:: Stored rows

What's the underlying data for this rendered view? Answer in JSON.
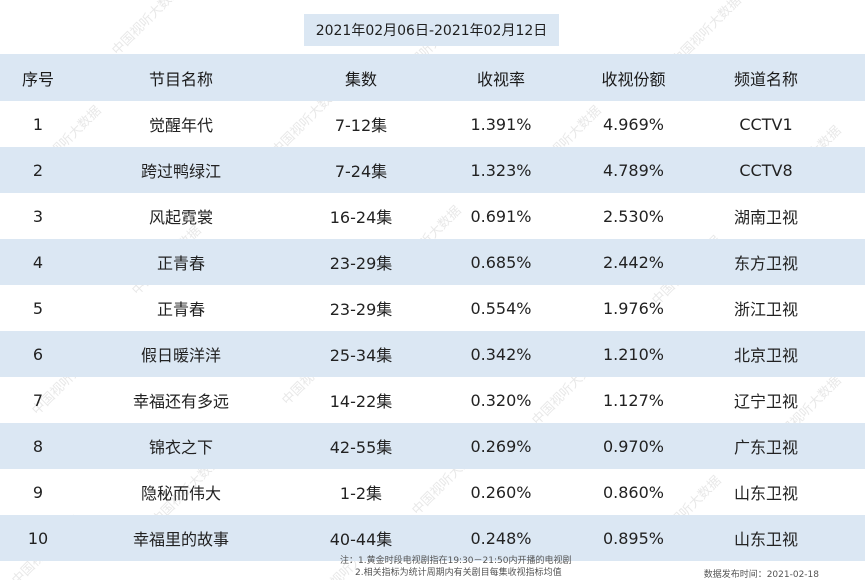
{
  "date_range": "2021年02月06日-2021年02月12日",
  "headers": {
    "rank": "序号",
    "name": "节目名称",
    "episodes": "集数",
    "rating": "收视率",
    "share": "收视份额",
    "channel": "频道名称"
  },
  "rows": [
    {
      "rank": "1",
      "name": "觉醒年代",
      "episodes": "7-12集",
      "rating": "1.391%",
      "share": "4.969%",
      "channel": "CCTV1"
    },
    {
      "rank": "2",
      "name": "跨过鸭绿江",
      "episodes": "7-24集",
      "rating": "1.323%",
      "share": "4.789%",
      "channel": "CCTV8"
    },
    {
      "rank": "3",
      "name": "风起霓裳",
      "episodes": "16-24集",
      "rating": "0.691%",
      "share": "2.530%",
      "channel": "湖南卫视"
    },
    {
      "rank": "4",
      "name": "正青春",
      "episodes": "23-29集",
      "rating": "0.685%",
      "share": "2.442%",
      "channel": "东方卫视"
    },
    {
      "rank": "5",
      "name": "正青春",
      "episodes": "23-29集",
      "rating": "0.554%",
      "share": "1.976%",
      "channel": "浙江卫视"
    },
    {
      "rank": "6",
      "name": "假日暖洋洋",
      "episodes": "25-34集",
      "rating": "0.342%",
      "share": "1.210%",
      "channel": "北京卫视"
    },
    {
      "rank": "7",
      "name": "幸福还有多远",
      "episodes": "14-22集",
      "rating": "0.320%",
      "share": "1.127%",
      "channel": "辽宁卫视"
    },
    {
      "rank": "8",
      "name": "锦衣之下",
      "episodes": "42-55集",
      "rating": "0.269%",
      "share": "0.970%",
      "channel": "广东卫视"
    },
    {
      "rank": "9",
      "name": "隐秘而伟大",
      "episodes": "1-2集",
      "rating": "0.260%",
      "share": "0.860%",
      "channel": "山东卫视"
    },
    {
      "rank": "10",
      "name": "幸福里的故事",
      "episodes": "40-44集",
      "rating": "0.248%",
      "share": "0.895%",
      "channel": "山东卫视"
    }
  ],
  "footer": {
    "note_line1": "注：1.黄金时段电视剧指在19:30－21:50内开播的电视剧",
    "note_line2": "2.相关指标为统计周期内有关剧目每集收视指标均值",
    "release": "数据发布时间：2021-02-18"
  },
  "watermark": "中国视听大数据",
  "colors": {
    "band": "#dbe7f3",
    "text": "#222222"
  }
}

::::

• **What you are asked to do**
Report every line in the data above in which the word "rank" appears.

• **Answer to the exercise**
    "rank": "序号",
      "rank": "1",
      "rank": "2",
      "rank": "3",
      "rank": "4",
      "rank": "5",
      "rank": "6",
      "rank": "7",
      "rank": "8",
      "rank": "9",
      "rank": "10",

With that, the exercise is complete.